*What to work on*:
Scan the material below for the string "Mahmud", and copy every line where it shows up.
═════ Data for this task
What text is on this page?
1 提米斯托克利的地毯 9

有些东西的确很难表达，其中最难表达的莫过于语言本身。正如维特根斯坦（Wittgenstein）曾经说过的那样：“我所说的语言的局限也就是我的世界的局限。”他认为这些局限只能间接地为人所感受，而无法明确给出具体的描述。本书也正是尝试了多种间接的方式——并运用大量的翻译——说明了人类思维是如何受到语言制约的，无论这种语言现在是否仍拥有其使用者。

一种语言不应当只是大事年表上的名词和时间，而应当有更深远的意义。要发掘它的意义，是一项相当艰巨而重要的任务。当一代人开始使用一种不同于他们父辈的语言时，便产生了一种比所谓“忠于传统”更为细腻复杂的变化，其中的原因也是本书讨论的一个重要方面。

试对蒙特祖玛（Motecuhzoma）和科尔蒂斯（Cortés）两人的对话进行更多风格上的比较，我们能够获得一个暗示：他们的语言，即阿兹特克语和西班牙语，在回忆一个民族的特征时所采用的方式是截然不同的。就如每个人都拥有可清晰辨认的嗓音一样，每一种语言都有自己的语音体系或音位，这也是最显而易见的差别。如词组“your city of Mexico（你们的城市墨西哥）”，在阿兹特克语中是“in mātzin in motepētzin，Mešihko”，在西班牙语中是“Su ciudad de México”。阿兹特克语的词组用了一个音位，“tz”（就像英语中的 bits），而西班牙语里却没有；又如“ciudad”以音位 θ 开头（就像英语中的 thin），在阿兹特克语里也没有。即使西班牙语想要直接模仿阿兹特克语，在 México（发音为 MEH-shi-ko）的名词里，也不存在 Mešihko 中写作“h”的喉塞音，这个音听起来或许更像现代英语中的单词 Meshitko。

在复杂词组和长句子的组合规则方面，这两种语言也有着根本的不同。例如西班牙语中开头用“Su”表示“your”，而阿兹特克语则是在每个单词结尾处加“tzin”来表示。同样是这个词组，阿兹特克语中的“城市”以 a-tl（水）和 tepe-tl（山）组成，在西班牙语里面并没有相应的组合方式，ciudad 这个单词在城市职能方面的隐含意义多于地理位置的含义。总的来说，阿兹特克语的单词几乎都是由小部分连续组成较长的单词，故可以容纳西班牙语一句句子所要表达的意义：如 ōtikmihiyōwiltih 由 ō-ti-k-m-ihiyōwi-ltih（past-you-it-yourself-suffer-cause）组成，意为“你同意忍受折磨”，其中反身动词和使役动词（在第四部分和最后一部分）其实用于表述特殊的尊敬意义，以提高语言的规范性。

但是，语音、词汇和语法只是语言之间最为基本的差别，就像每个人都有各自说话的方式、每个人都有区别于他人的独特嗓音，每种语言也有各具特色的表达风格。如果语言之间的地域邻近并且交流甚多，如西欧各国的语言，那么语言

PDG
══════════
═════ Data for this task
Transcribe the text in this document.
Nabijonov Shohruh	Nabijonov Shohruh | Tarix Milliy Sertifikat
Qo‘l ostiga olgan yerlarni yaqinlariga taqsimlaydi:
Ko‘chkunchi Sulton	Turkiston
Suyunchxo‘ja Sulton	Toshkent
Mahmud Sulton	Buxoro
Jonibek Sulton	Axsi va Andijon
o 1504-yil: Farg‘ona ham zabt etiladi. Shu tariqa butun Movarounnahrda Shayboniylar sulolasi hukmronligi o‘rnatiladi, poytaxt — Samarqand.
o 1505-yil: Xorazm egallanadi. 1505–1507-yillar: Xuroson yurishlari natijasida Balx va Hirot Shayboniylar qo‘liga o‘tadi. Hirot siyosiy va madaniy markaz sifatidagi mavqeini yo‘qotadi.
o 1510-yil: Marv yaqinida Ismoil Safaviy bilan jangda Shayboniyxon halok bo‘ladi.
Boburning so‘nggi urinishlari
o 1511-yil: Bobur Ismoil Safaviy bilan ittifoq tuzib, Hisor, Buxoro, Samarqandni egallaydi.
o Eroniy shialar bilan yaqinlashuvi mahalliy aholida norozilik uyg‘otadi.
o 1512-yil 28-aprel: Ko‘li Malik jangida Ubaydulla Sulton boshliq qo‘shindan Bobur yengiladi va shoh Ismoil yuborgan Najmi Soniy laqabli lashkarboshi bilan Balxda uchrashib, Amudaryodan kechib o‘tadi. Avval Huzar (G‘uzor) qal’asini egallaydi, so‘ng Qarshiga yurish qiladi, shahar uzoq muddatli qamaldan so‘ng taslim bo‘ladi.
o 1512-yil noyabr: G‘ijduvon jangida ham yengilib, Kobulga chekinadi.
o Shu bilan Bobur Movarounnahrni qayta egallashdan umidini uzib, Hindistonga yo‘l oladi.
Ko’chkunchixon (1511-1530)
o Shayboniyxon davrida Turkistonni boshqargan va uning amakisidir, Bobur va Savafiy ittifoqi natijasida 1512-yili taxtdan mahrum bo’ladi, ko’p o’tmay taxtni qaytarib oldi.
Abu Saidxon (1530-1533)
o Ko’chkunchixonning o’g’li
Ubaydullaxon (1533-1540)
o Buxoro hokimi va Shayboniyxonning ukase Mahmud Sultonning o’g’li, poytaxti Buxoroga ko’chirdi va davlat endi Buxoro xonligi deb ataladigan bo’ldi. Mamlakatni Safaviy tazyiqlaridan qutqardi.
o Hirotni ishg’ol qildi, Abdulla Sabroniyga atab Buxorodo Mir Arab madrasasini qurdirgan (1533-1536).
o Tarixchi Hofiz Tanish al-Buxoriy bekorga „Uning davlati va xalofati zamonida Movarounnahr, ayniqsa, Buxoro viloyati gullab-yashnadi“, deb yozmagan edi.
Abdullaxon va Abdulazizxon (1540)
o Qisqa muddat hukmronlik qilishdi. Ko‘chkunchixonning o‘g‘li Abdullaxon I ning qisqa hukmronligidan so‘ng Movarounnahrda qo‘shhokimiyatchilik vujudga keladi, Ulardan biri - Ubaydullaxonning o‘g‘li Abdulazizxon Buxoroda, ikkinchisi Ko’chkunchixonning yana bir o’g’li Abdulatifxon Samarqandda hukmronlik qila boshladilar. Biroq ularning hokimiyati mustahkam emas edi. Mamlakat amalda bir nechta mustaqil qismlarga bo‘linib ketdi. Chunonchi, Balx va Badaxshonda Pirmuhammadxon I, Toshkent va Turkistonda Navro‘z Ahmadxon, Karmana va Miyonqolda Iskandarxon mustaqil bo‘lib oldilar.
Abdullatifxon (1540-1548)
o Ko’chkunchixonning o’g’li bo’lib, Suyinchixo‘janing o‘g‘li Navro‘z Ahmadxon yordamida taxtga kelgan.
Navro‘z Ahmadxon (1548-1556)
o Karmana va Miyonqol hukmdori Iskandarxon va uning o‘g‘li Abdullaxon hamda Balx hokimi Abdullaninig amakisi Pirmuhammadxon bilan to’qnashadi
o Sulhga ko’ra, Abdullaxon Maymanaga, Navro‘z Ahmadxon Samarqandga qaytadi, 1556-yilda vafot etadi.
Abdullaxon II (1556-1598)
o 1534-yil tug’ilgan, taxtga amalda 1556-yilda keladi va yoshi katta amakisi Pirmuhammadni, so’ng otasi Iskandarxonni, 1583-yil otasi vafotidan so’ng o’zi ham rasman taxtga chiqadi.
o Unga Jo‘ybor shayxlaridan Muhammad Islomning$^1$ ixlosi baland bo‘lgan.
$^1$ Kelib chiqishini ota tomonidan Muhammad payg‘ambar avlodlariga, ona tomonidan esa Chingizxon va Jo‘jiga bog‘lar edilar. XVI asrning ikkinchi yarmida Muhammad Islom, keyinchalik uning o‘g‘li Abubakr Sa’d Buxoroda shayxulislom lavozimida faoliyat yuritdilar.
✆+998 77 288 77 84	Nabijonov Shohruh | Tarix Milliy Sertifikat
══════════
═════ Data for this task
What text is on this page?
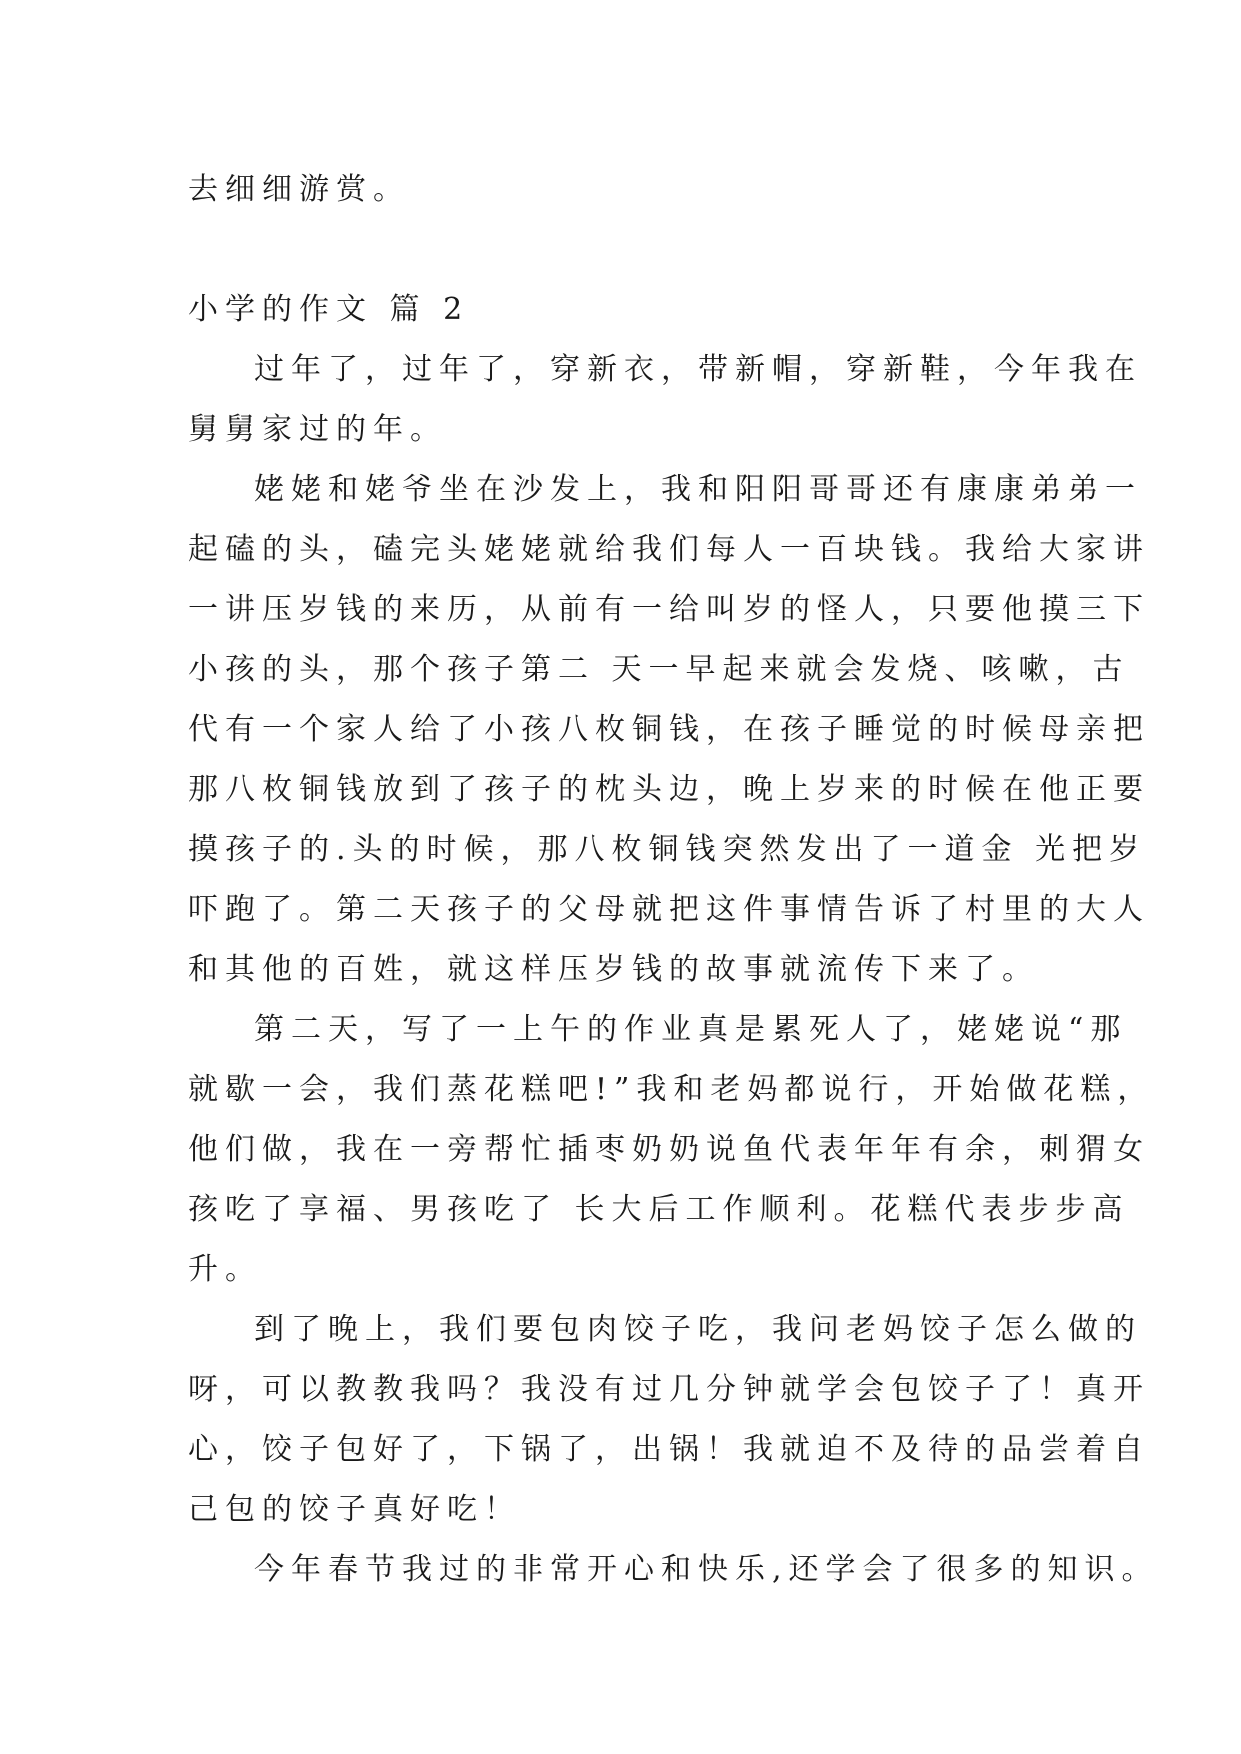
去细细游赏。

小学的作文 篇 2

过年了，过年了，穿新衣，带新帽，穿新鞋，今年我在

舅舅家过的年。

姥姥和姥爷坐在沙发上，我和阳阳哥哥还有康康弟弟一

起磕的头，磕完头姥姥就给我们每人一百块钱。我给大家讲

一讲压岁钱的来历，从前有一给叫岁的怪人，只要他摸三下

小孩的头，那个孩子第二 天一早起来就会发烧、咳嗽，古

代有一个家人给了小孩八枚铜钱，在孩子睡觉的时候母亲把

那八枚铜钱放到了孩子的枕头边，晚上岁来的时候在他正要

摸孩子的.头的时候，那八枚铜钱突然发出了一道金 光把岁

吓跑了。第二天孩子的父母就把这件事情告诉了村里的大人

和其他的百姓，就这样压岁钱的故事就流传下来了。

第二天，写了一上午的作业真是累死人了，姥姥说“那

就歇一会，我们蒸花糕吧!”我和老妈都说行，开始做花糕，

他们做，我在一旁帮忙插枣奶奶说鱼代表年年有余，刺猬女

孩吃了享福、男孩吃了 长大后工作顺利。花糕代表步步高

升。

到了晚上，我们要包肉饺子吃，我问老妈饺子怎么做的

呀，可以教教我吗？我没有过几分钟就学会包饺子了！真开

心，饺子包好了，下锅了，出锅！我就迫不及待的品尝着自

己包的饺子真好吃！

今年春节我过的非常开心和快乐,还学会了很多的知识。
══════════
*Response below*:
Mahmud Sulton	Buxoro
o Buxoro hokimi va Shayboniyxonning ukase Mahmud Sultonning o’g’li, poytaxti Buxoroga ko’chirdi va davlat endi Buxoro xonligi deb ataladigan bo’ldi. Mamlakatni Safaviy tazyiqlaridan qutqardi.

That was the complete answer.